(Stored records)
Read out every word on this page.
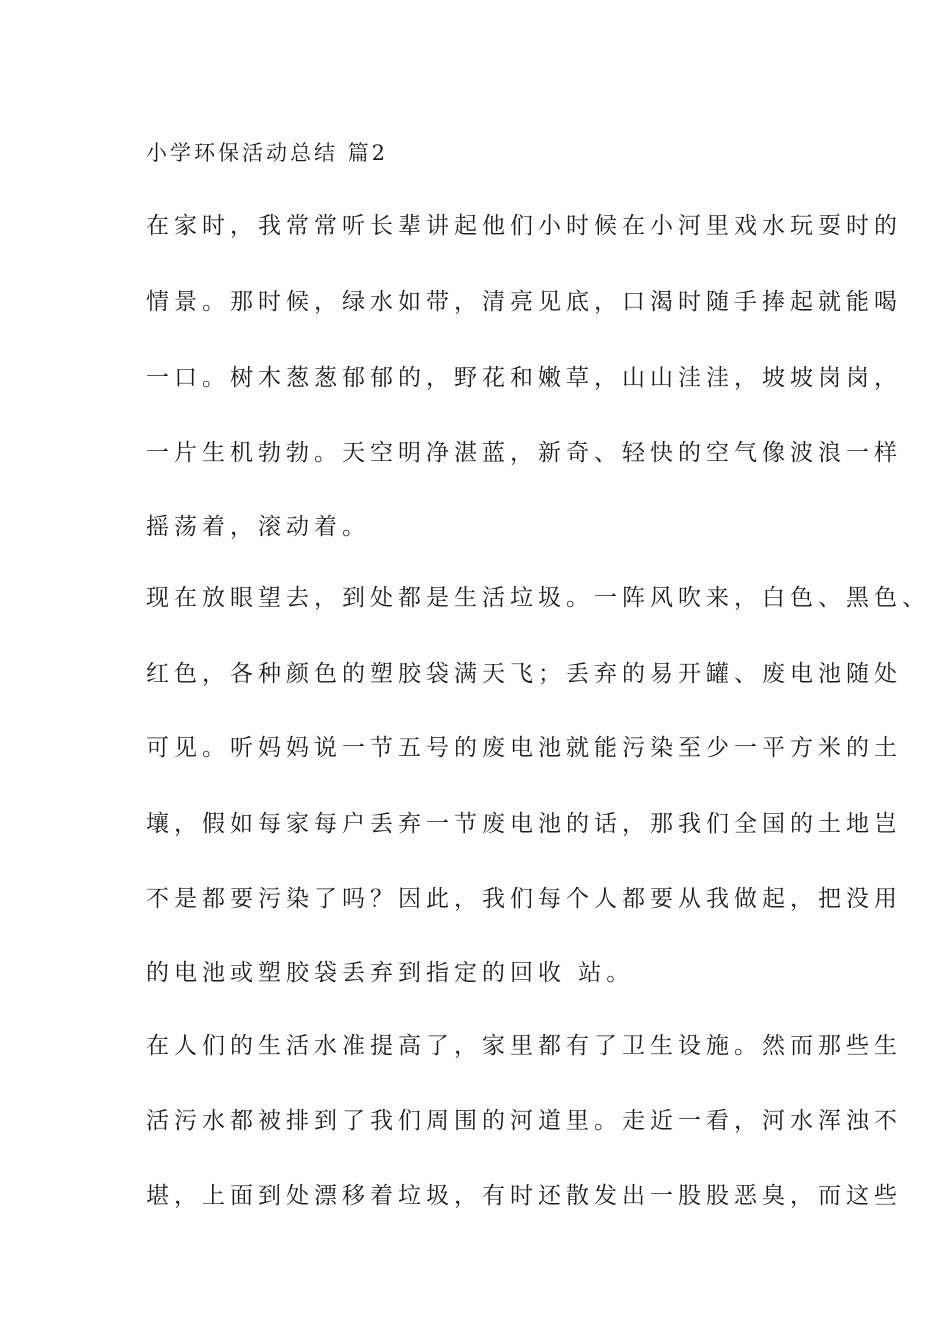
小学环保活动总结 篇2
在家时，我常常听长辈讲起他们小时候在小河里戏水玩耍时的
情景。那时候，绿水如带，清亮见底，口渴时随手捧起就能喝
一口。树木葱葱郁郁的，野花和嫩草，山山洼洼，坡坡岗岗，
一片生机勃勃。天空明净湛蓝，新奇、轻快的空气像波浪一样
摇荡着，滚动着。
现在放眼望去，到处都是生活垃圾。一阵风吹来，白色、黑色、
红色，各种颜色的塑胶袋满天飞；丢弃的易开罐、废电池随处
可见。听妈妈说一节五号的废电池就能污染至少一平方米的土
壤，假如每家每户丢弃一节废电池的话，那我们全国的土地岂
不是都要污染了吗？因此，我们每个人都要从我做起，把没用
的电池或塑胶袋丢弃到指定的回收 站。
在人们的生活水准提高了，家里都有了卫生设施。然而那些生
活污水都被排到了我们周围的河道里。走近一看，河水浑浊不
堪，上面到处漂移着垃圾，有时还散发出一股股恶臭，而这些
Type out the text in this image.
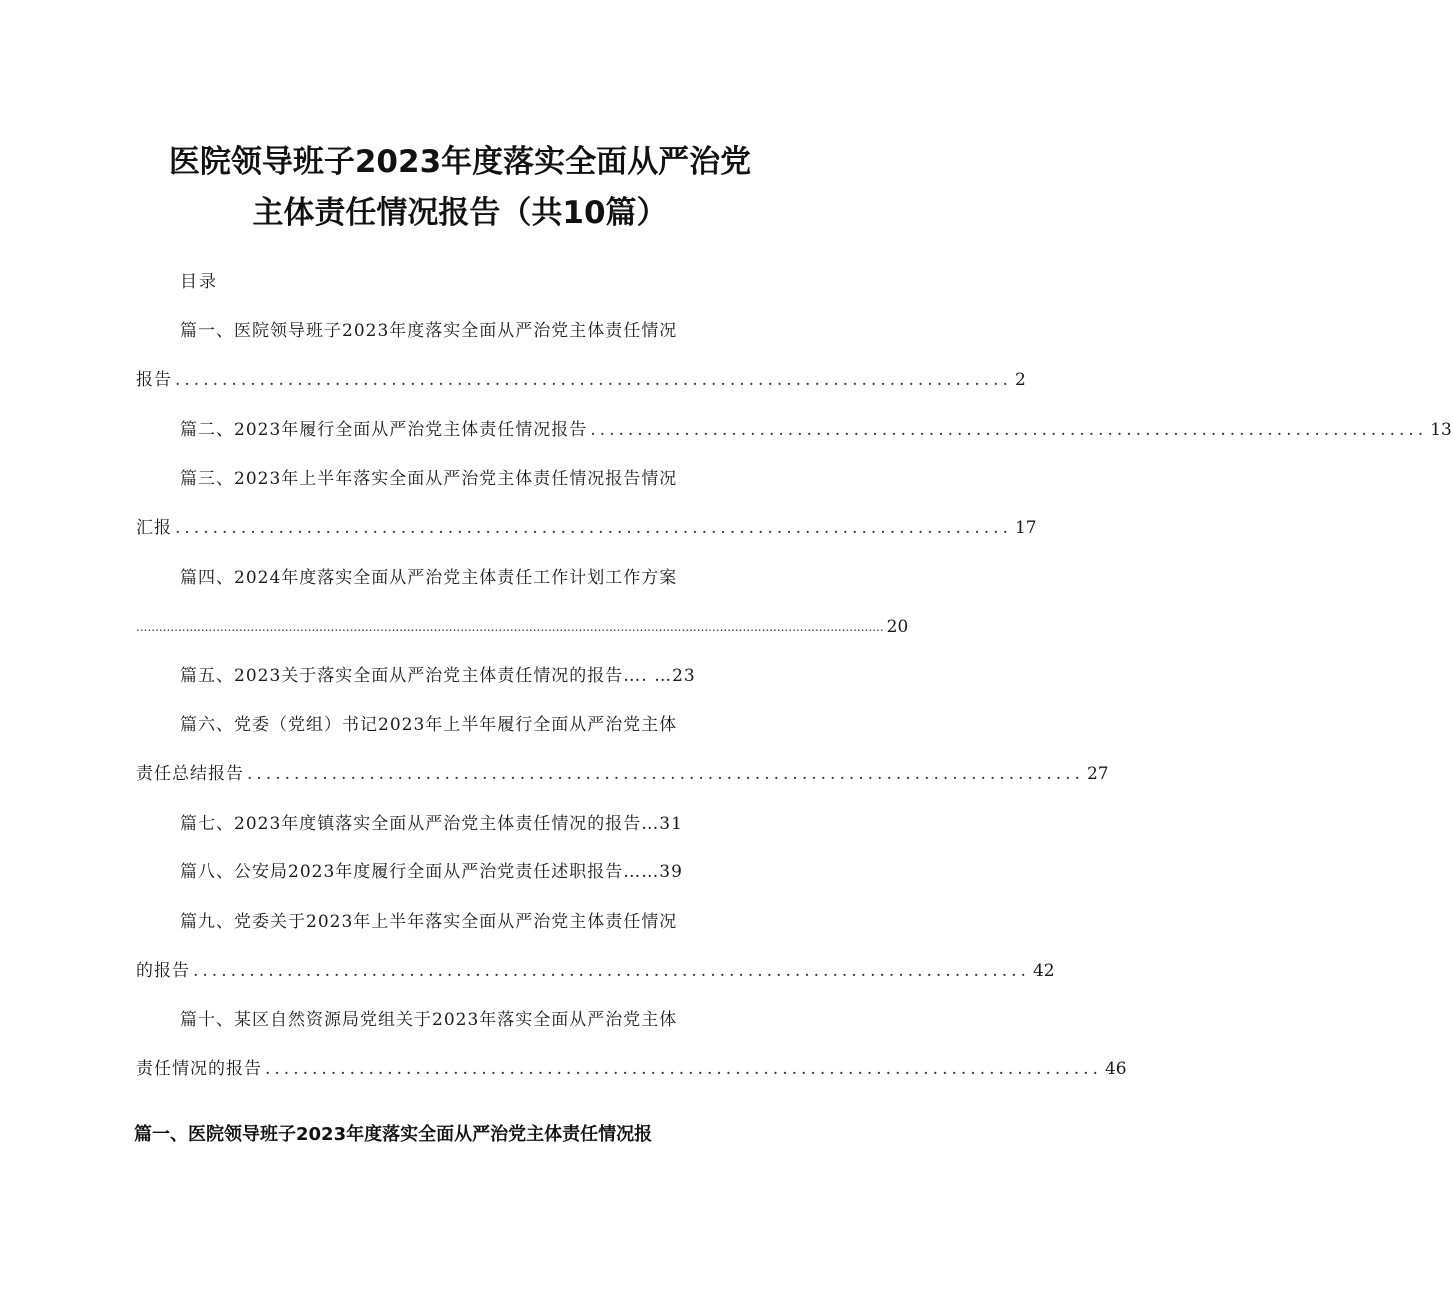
医院领导班子2023年度落实全面从严治党
主体责任情况报告（共10篇）
目录
篇一、医院领导班子2023年度落实全面从严治党主体责任情况
报告 ......................................................................................... 2
篇二、2023年履行全面从严治党主体责任情况报告 ......................................................................................... 13
篇三、2023年上半年落实全面从严治党主体责任情况报告情况
汇报 ......................................................................................... 17
篇四、2024年度落实全面从严治党主体责任工作计划工作方案
.................................................................................................................................................................................................... 20
篇五、2023关于落实全面从严治党主体责任情况的报告…. …23
篇六、党委（党组）书记2023年上半年履行全面从严治党主体
责任总结报告 ......................................................................................... 27
篇七、2023年度镇落实全面从严治党主体责任情况的报告…31
篇八、公安局2023年度履行全面从严治党责任述职报告……39
篇九、党委关于2023年上半年落实全面从严治党主体责任情况
的报告 ......................................................................................... 42
篇十、某区自然资源局党组关于2023年落实全面从严治党主体
责任情况的报告 ......................................................................................... 46
篇一、医院领导班子2023年度落实全面从严治党主体责任情况报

The exercise |
Give an exact reproduction of every line, leaving out any picture.

Solution |
Read out every word on this page.
小学环保活动总结 篇2
在家时，我常常听长辈讲起他们小时候在小河里戏水玩耍时的
情景。那时候，绿水如带，清亮见底，口渴时随手捧起就能喝
一口。树木葱葱郁郁的，野花和嫩草，山山洼洼，坡坡岗岗，
一片生机勃勃。天空明净湛蓝，新奇、轻快的空气像波浪一样
摇荡着，滚动着。
现在放眼望去，到处都是生活垃圾。一阵风吹来，白色、黑色、
红色，各种颜色的塑胶袋满天飞；丢弃的易开罐、废电池随处
可见。听妈妈说一节五号的废电池就能污染至少一平方米的土
壤，假如每家每户丢弃一节废电池的话，那我们全国的土地岂
不是都要污染了吗？因此，我们每个人都要从我做起，把没用
的电池或塑胶袋丢弃到指定的回收 站。
在人们的生活水准提高了，家里都有了卫生设施。然而那些生
活污水都被排到了我们周围的河道里。走近一看，河水浑浊不
堪，上面到处漂移着垃圾，有时还散发出一股股恶臭，而这些
Type out the text in this image.
医院领导班子2023年度落实全面从严治党
主体责任情况报告（共10篇）
目录
篇一、医院领导班子2023年度落实全面从严治党主体责任情况
报告 ......................................................................................... 2
篇二、2023年履行全面从严治党主体责任情况报告 ......................................................................................... 13
篇三、2023年上半年落实全面从严治党主体责任情况报告情况
汇报 ......................................................................................... 17
篇四、2024年度落实全面从严治党主体责任工作计划工作方案
.................................................................................................................................................................................................... 20
篇五、2023关于落实全面从严治党主体责任情况的报告…. …23
篇六、党委（党组）书记2023年上半年履行全面从严治党主体
责任总结报告 ......................................................................................... 27
篇七、2023年度镇落实全面从严治党主体责任情况的报告…31
篇八、公安局2023年度履行全面从严治党责任述职报告……39
篇九、党委关于2023年上半年落实全面从严治党主体责任情况
的报告 ......................................................................................... 42
篇十、某区自然资源局党组关于2023年落实全面从严治党主体
责任情况的报告 ......................................................................................... 46
篇一、医院领导班子2023年度落实全面从严治党主体责任情况报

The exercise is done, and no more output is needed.